The records should be written out in full, with nothing altered.
--
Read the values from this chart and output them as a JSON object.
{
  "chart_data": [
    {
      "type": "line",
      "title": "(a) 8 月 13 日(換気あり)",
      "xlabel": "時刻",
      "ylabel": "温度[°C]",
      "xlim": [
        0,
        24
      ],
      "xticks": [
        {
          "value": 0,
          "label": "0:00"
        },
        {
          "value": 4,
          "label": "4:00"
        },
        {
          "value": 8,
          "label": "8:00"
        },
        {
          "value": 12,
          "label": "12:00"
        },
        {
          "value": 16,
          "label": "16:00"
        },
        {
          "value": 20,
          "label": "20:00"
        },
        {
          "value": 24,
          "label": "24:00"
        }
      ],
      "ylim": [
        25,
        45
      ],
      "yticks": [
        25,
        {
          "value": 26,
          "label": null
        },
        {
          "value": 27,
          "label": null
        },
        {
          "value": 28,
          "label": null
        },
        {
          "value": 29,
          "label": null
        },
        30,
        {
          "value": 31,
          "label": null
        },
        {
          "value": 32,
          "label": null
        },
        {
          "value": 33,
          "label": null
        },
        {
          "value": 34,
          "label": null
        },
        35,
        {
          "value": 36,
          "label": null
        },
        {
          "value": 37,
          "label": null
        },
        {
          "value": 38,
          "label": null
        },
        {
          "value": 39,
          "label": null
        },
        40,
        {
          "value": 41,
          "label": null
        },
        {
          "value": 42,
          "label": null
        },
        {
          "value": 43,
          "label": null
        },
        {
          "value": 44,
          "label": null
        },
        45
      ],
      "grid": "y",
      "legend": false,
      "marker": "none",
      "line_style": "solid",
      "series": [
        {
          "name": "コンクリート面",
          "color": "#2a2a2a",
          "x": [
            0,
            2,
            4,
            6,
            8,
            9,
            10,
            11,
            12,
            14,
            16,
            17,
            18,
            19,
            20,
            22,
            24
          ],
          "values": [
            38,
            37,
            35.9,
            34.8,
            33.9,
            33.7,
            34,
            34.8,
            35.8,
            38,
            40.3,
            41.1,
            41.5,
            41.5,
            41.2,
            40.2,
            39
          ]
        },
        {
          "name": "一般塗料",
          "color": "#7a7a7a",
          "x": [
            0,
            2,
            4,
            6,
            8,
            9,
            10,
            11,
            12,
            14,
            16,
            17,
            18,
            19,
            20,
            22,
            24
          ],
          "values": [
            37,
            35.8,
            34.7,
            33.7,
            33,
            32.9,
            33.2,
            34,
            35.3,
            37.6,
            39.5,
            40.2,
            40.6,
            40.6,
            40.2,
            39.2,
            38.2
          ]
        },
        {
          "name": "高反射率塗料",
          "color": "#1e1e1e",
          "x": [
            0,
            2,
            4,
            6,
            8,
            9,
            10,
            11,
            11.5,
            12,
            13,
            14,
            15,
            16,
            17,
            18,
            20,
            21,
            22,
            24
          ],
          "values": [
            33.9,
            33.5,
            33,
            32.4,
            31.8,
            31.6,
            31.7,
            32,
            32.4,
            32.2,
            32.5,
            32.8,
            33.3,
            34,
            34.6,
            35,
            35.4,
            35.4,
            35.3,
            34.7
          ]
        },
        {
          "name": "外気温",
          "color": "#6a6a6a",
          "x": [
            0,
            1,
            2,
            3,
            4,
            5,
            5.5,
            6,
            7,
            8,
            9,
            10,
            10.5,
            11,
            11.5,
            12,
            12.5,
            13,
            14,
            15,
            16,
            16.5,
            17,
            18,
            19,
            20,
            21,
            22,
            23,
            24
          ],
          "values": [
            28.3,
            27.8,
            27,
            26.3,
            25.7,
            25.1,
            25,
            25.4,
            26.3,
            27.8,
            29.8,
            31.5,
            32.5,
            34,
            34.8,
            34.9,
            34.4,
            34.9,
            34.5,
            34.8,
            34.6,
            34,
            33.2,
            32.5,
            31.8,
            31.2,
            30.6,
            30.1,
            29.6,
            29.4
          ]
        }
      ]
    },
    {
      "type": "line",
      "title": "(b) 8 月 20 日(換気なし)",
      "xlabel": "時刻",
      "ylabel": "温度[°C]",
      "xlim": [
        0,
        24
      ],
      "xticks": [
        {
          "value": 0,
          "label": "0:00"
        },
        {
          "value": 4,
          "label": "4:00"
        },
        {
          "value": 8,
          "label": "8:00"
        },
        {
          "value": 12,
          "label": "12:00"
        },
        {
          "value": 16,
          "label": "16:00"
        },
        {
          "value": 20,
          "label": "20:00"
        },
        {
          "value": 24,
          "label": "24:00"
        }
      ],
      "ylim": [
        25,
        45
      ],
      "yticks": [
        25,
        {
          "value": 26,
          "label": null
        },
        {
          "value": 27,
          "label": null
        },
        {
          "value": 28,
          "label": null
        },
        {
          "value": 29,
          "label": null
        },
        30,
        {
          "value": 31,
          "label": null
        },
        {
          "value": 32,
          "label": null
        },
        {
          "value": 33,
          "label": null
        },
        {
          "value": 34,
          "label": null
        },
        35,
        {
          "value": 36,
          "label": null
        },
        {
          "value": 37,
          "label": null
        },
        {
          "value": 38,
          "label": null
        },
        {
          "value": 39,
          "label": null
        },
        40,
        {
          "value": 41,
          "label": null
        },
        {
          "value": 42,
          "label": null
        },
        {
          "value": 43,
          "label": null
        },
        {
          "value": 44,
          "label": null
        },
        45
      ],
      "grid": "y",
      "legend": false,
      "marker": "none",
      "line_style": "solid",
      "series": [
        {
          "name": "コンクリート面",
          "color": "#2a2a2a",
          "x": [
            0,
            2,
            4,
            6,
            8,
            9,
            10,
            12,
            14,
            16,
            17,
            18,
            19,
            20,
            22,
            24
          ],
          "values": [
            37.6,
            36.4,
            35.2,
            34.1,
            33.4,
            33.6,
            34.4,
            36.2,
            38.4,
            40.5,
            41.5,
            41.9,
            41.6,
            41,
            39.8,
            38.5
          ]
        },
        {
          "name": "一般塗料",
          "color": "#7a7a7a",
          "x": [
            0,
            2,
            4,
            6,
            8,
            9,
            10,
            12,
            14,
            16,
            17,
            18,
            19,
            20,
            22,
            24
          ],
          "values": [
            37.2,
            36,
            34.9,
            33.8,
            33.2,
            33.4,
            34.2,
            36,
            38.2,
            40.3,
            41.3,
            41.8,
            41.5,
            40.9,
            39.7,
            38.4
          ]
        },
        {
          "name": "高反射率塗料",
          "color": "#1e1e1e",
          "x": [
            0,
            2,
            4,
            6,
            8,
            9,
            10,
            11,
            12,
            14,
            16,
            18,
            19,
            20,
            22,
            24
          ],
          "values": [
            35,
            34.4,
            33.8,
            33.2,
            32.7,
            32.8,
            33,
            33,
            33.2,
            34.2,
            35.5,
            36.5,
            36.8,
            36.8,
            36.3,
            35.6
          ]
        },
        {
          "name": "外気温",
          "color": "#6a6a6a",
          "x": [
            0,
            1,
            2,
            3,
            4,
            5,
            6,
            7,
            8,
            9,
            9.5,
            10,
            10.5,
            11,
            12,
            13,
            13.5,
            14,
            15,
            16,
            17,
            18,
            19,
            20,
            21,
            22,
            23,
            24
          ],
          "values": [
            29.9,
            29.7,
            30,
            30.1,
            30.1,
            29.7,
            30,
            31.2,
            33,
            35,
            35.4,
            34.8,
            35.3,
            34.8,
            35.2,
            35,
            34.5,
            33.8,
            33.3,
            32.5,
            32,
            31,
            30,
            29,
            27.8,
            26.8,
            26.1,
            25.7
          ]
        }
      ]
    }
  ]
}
--
Answer to this problem:
Read the values from this chart and output them as a JSON object.
{
  "chart_data": [
    {
      "type": "line",
      "title": "(a) 8 月 13 日(換気あり)",
      "xlabel": "時刻",
      "ylabel": "温度[°C]",
      "xlim": [
        0,
        24
      ],
      "xticks": [
        {
          "value": 0,
          "label": "0:00"
        },
        {
          "value": 4,
          "label": "4:00"
        },
        {
          "value": 8,
          "label": "8:00"
        },
        {
          "value": 12,
          "label": "12:00"
        },
        {
          "value": 16,
          "label": "16:00"
        },
        {
          "value": 20,
          "label": "20:00"
        },
        {
          "value": 24,
          "label": "24:00"
        }
      ],
      "ylim": [
        25,
        45
      ],
      "yticks": [
        25,
        {
          "value": 26,
          "label": null
        },
        {
          "value": 27,
          "label": null
        },
        {
          "value": 28,
          "label": null
        },
        {
          "value": 29,
          "label": null
        },
        30,
        {
          "value": 31,
          "label": null
        },
        {
          "value": 32,
          "label": null
        },
        {
          "value": 33,
          "label": null
        },
        {
          "value": 34,
          "label": null
        },
        35,
        {
          "value": 36,
          "label": null
        },
        {
          "value": 37,
          "label": null
        },
        {
          "value": 38,
          "label": null
        },
        {
          "value": 39,
          "label": null
        },
        40,
        {
          "value": 41,
          "label": null
        },
        {
          "value": 42,
          "label": null
        },
        {
          "value": 43,
          "label": null
        },
        {
          "value": 44,
          "label": null
        },
        45
      ],
      "grid": "y",
      "legend": false,
      "marker": "none",
      "line_style": "solid",
      "series": [
        {
          "name": "コンクリート面",
          "color": "#2a2a2a",
          "x": [
            0,
            2,
            4,
            6,
            8,
            9,
            10,
            11,
            12,
            14,
            16,
            17,
            18,
            19,
            20,
            22,
            24
          ],
          "values": [
            38,
            37,
            35.9,
            34.8,
            33.9,
            33.7,
            34,
            34.8,
            35.8,
            38,
            40.3,
            41.1,
            41.5,
            41.5,
            41.2,
            40.2,
            39
          ]
        },
        {
          "name": "一般塗料",
          "color": "#7a7a7a",
          "x": [
            0,
            2,
            4,
            6,
            8,
            9,
            10,
            11,
            12,
            14,
            16,
            17,
            18,
            19,
            20,
            22,
            24
          ],
          "values": [
            37,
            35.8,
            34.7,
            33.7,
            33,
            32.9,
            33.2,
            34,
            35.3,
            37.6,
            39.5,
            40.2,
            40.6,
            40.6,
            40.2,
            39.2,
            38.2
          ]
        },
        {
          "name": "高反射率塗料",
          "color": "#1e1e1e",
          "x": [
            0,
            2,
            4,
            6,
            8,
            9,
            10,
            11,
            11.5,
            12,
            13,
            14,
            15,
            16,
            17,
            18,
            20,
            21,
            22,
            24
          ],
          "values": [
            33.9,
            33.5,
            33,
            32.4,
            31.8,
            31.6,
            31.7,
            32,
            32.4,
            32.2,
            32.5,
            32.8,
            33.3,
            34,
            34.6,
            35,
            35.4,
            35.4,
            35.3,
            34.7
          ]
        },
        {
          "name": "外気温",
          "color": "#6a6a6a",
          "x": [
            0,
            1,
            2,
            3,
            4,
            5,
            5.5,
            6,
            7,
            8,
            9,
            10,
            10.5,
            11,
            11.5,
            12,
            12.5,
            13,
            14,
            15,
            16,
            16.5,
            17,
            18,
            19,
            20,
            21,
            22,
            23,
            24
          ],
          "values": [
            28.3,
            27.8,
            27,
            26.3,
            25.7,
            25.1,
            25,
            25.4,
            26.3,
            27.8,
            29.8,
            31.5,
            32.5,
            34,
            34.8,
            34.9,
            34.4,
            34.9,
            34.5,
            34.8,
            34.6,
            34,
            33.2,
            32.5,
            31.8,
            31.2,
            30.6,
            30.1,
            29.6,
            29.4
          ]
        }
      ]
    },
    {
      "type": "line",
      "title": "(b) 8 月 20 日(換気なし)",
      "xlabel": "時刻",
      "ylabel": "温度[°C]",
      "xlim": [
        0,
        24
      ],
      "xticks": [
        {
          "value": 0,
          "label": "0:00"
        },
        {
          "value": 4,
          "label": "4:00"
        },
        {
          "value": 8,
          "label": "8:00"
        },
        {
          "value": 12,
          "label": "12:00"
        },
        {
          "value": 16,
          "label": "16:00"
        },
        {
          "value": 20,
          "label": "20:00"
        },
        {
          "value": 24,
          "label": "24:00"
        }
      ],
      "ylim": [
        25,
        45
      ],
      "yticks": [
        25,
        {
          "value": 26,
          "label": null
        },
        {
          "value": 27,
          "label": null
        },
        {
          "value": 28,
          "label": null
        },
        {
          "value": 29,
          "label": null
        },
        30,
        {
          "value": 31,
          "label": null
        },
        {
          "value": 32,
          "label": null
        },
        {
          "value": 33,
          "label": null
        },
        {
          "value": 34,
          "label": null
        },
        35,
        {
          "value": 36,
          "label": null
        },
        {
          "value": 37,
          "label": null
        },
        {
          "value": 38,
          "label": null
        },
        {
          "value": 39,
          "label": null
        },
        40,
        {
          "value": 41,
          "label": null
        },
        {
          "value": 42,
          "label": null
        },
        {
          "value": 43,
          "label": null
        },
        {
          "value": 44,
          "label": null
        },
        45
      ],
      "grid": "y",
      "legend": false,
      "marker": "none",
      "line_style": "solid",
      "series": [
        {
          "name": "コンクリート面",
          "color": "#2a2a2a",
          "x": [
            0,
            2,
            4,
            6,
            8,
            9,
            10,
            12,
            14,
            16,
            17,
            18,
            19,
            20,
            22,
            24
          ],
          "values": [
            37.6,
            36.4,
            35.2,
            34.1,
            33.4,
            33.6,
            34.4,
            36.2,
            38.4,
            40.5,
            41.5,
            41.9,
            41.6,
            41,
            39.8,
            38.5
          ]
        },
        {
          "name": "一般塗料",
          "color": "#7a7a7a",
          "x": [
            0,
            2,
            4,
            6,
            8,
            9,
            10,
            12,
            14,
            16,
            17,
            18,
            19,
            20,
            22,
            24
          ],
          "values": [
            37.2,
            36,
            34.9,
            33.8,
            33.2,
            33.4,
            34.2,
            36,
            38.2,
            40.3,
            41.3,
            41.8,
            41.5,
            40.9,
            39.7,
            38.4
          ]
        },
        {
          "name": "高反射率塗料",
          "color": "#1e1e1e",
          "x": [
            0,
            2,
            4,
            6,
            8,
            9,
            10,
            11,
            12,
            14,
            16,
            18,
            19,
            20,
            22,
            24
          ],
          "values": [
            35,
            34.4,
            33.8,
            33.2,
            32.7,
            32.8,
            33,
            33,
            33.2,
            34.2,
            35.5,
            36.5,
            36.8,
            36.8,
            36.3,
            35.6
          ]
        },
        {
          "name": "外気温",
          "color": "#6a6a6a",
          "x": [
            0,
            1,
            2,
            3,
            4,
            5,
            6,
            7,
            8,
            9,
            9.5,
            10,
            10.5,
            11,
            12,
            13,
            13.5,
            14,
            15,
            16,
            17,
            18,
            19,
            20,
            21,
            22,
            23,
            24
          ],
          "values": [
            29.9,
            29.7,
            30,
            30.1,
            30.1,
            29.7,
            30,
            31.2,
            33,
            35,
            35.4,
            34.8,
            35.3,
            34.8,
            35.2,
            35,
            34.5,
            33.8,
            33.3,
            32.5,
            32,
            31,
            30,
            29,
            27.8,
            26.8,
            26.1,
            25.7
          ]
        }
      ]
    }
  ]
}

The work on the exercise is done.